=== WHAT IS REQUIRED ===
Locate and copy each line in the data that contains the word "image".

-- start of DATA SECTION --

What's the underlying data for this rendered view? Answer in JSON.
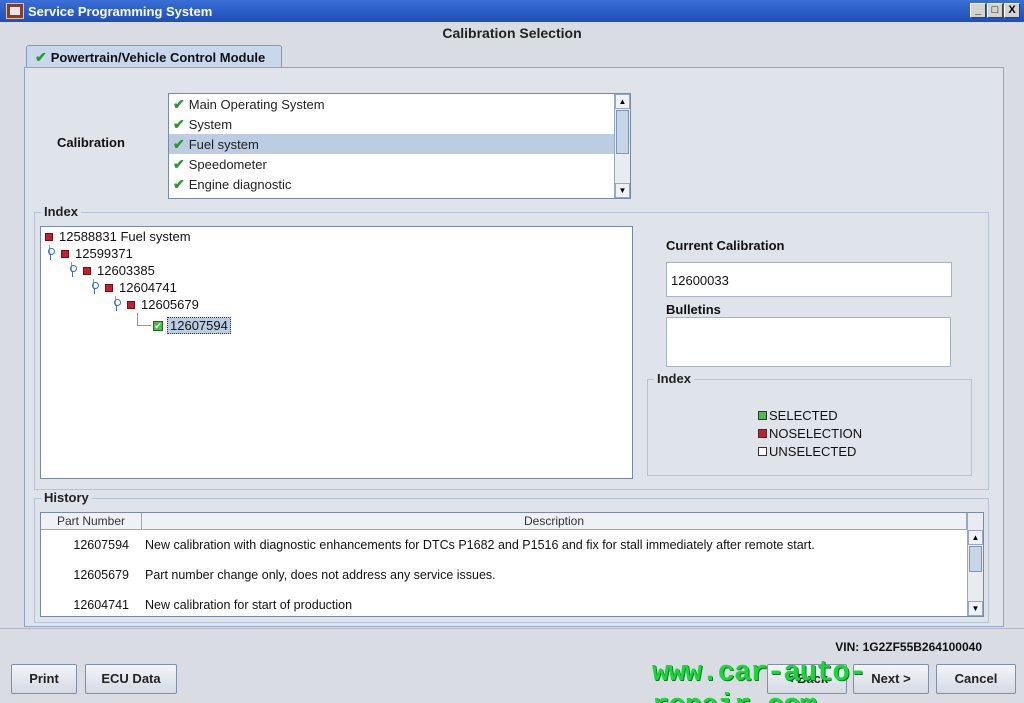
{
  "window": {
    "title": "Service Programming System",
    "heading": "Calibration Selection",
    "buttons": {
      "minimize": "_",
      "maximize": "□",
      "close": "X"
    }
  },
  "tab": {
    "label": "Powertrain/Vehicle Control Module"
  },
  "calibration": {
    "label": "Calibration",
    "items": [
      {
        "label": "Main Operating System"
      },
      {
        "label": "System"
      },
      {
        "label": "Fuel system"
      },
      {
        "label": "Speedometer"
      },
      {
        "label": "Engine diagnostic"
      }
    ],
    "selected": "Fuel system"
  },
  "index_group": {
    "label": "Index",
    "tree": [
      {
        "label": "12588831 Fuel system",
        "state": "noselection"
      },
      {
        "label": "12599371",
        "state": "noselection"
      },
      {
        "label": "12603385",
        "state": "noselection"
      },
      {
        "label": "12604741",
        "state": "noselection"
      },
      {
        "label": "12605679",
        "state": "noselection"
      },
      {
        "label": "12607594",
        "state": "selected"
      }
    ]
  },
  "current_calibration": {
    "label": "Current Calibration",
    "value": "12600033"
  },
  "bulletins": {
    "label": "Bulletins",
    "value": ""
  },
  "legend": {
    "label": "Index",
    "selected": "SELECTED",
    "noselection": "NOSELECTION",
    "unselected": "UNSELECTED",
    "colors": {
      "selected": "#4bbd4b",
      "noselection": "#c8202a",
      "unselected": "#ffffff"
    }
  },
  "history": {
    "label": "History",
    "columns": {
      "part_number": "Part Number",
      "description": "Description"
    },
    "rows": [
      {
        "pn": "12607594",
        "desc": "New calibration with diagnostic enhancements for DTCs P1682 and P1516 and fix for stall immediately after remote start."
      },
      {
        "pn": "12605679",
        "desc": "Part number change only, does not address any service issues."
      },
      {
        "pn": "12604741",
        "desc": "New calibration for start of production"
      }
    ]
  },
  "vin": "VIN: 1G2ZF55B264100040",
  "footer_buttons": {
    "print": "Print",
    "ecu_data": "ECU Data",
    "back": "< Back",
    "next": "Next >",
    "cancel": "Cancel"
  },
  "watermark": "www.car-auto-repair.com"
}
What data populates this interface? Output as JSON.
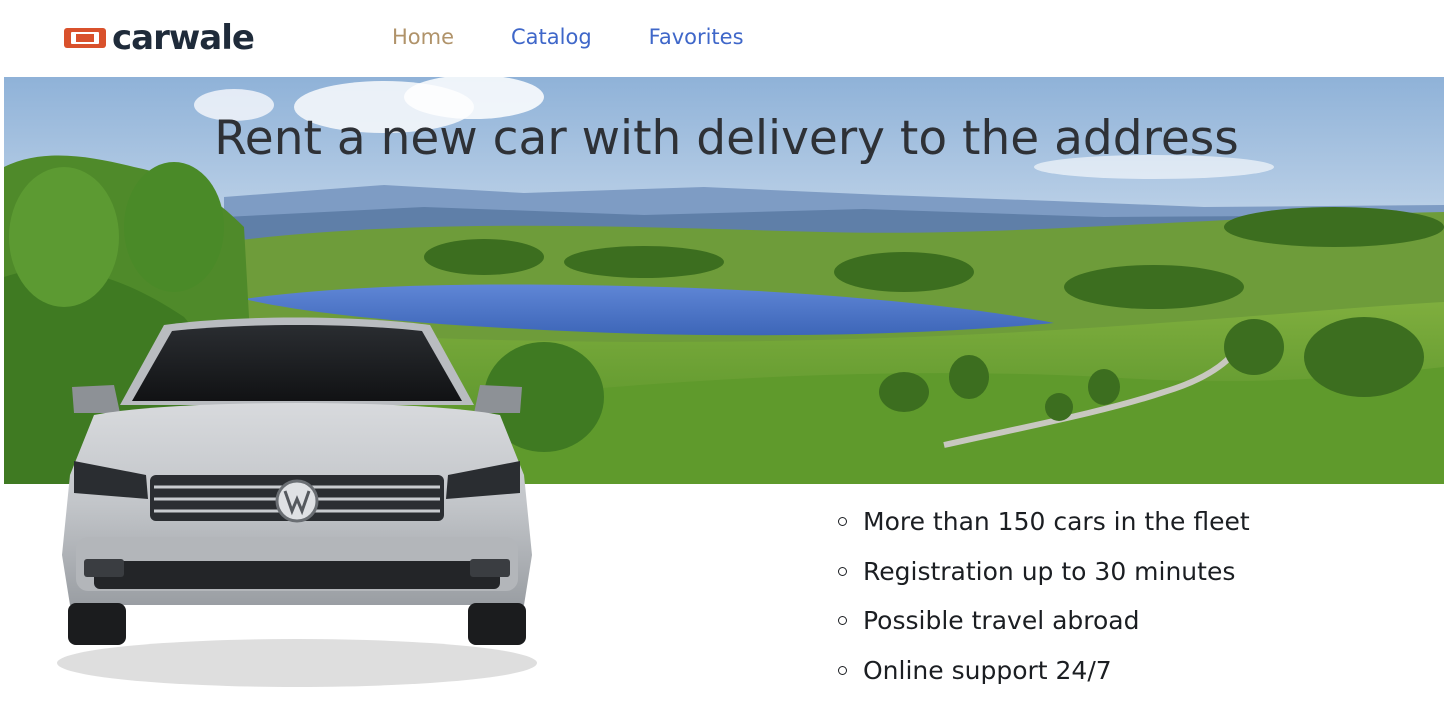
{
  "header": {
    "logo_text": "carwale",
    "nav": {
      "home": "Home",
      "catalog": "Catalog",
      "favorites": "Favorites"
    }
  },
  "hero": {
    "title": "Rent a new car with delivery to the address"
  },
  "features": [
    "More than 150 cars in the fleet",
    "Registration up to 30 minutes",
    "Possible travel abroad",
    "Online support 24/7"
  ],
  "colors": {
    "nav_active": "#b0936a",
    "nav_link": "#3f67c9",
    "logo_mark": "#d9512c",
    "logo_text": "#1f2b3a",
    "text": "#1b1e22"
  },
  "icons": {
    "logo": "carwale-logo-icon",
    "bullet": "circle-bullet-icon",
    "car": "volkswagen-car-image"
  }
}
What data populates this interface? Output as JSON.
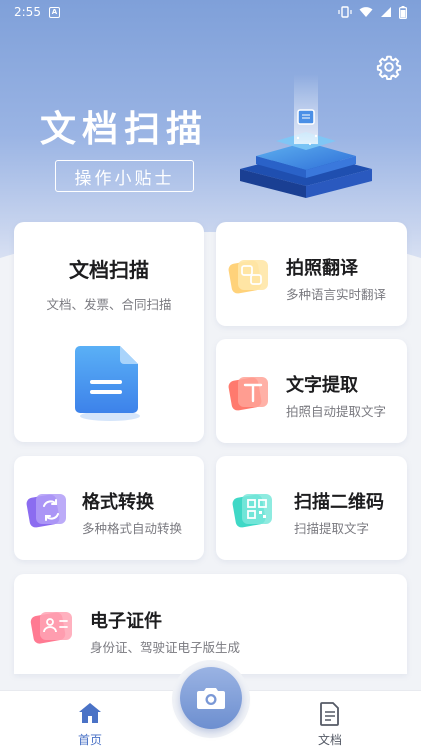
{
  "status": {
    "time": "2:55",
    "notif_letter": "A"
  },
  "header": {
    "title": "文档扫描",
    "tips_label": "操作小贴士"
  },
  "cards": {
    "scan": {
      "title": "文档扫描",
      "sub": "文档、发票、合同扫描"
    },
    "translate": {
      "title": "拍照翻译",
      "sub": "多种语言实时翻译"
    },
    "ocr": {
      "title": "文字提取",
      "sub": "拍照自动提取文字"
    },
    "convert": {
      "title": "格式转换",
      "sub": "多种格式自动转换"
    },
    "qrcode": {
      "title": "扫描二维码",
      "sub": "扫描提取文字"
    },
    "idcard": {
      "title": "电子证件",
      "sub": "身份证、驾驶证电子版生成"
    }
  },
  "nav": {
    "home_label": "首页",
    "docs_label": "文档",
    "active_color": "#4a72c6",
    "inactive_color": "#555a66"
  },
  "icons": {
    "gear": "gear-icon",
    "camera": "camera-icon",
    "home": "home-icon",
    "docs": "document-icon"
  }
}
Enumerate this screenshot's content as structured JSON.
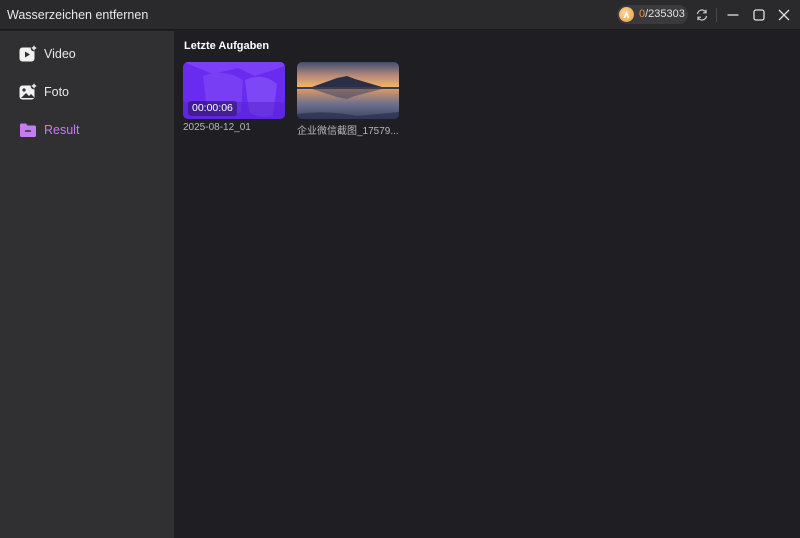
{
  "window": {
    "title": "Wasserzeichen entfernen"
  },
  "credits": {
    "used": "0",
    "total": "/235303"
  },
  "titlebar_icons": [
    "coin-icon",
    "refresh-icon",
    "minimize-icon",
    "maximize-icon",
    "close-icon"
  ],
  "sidebar": {
    "items": [
      {
        "label": "Video",
        "icon": "video-add-icon",
        "active": false
      },
      {
        "label": "Foto",
        "icon": "photo-add-icon",
        "active": false
      },
      {
        "label": "Result",
        "icon": "folder-icon",
        "active": true
      }
    ]
  },
  "colors": {
    "accent": "#c77bf0",
    "sidebar_bg": "#303032",
    "main_bg": "#1f1e22",
    "video_thumb": "#6a2bf0"
  },
  "main": {
    "section_title": "Letzte Aufgaben",
    "tasks": [
      {
        "caption": "2025-08-12_01",
        "duration": "00:00:06",
        "type": "video"
      },
      {
        "caption": "企业微信截图_17579...",
        "type": "image"
      }
    ]
  }
}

-- end of DATA SECTION --

=== TASK SOLUTION ===
    "car": "volkswagen-car-image"
        "type": "image"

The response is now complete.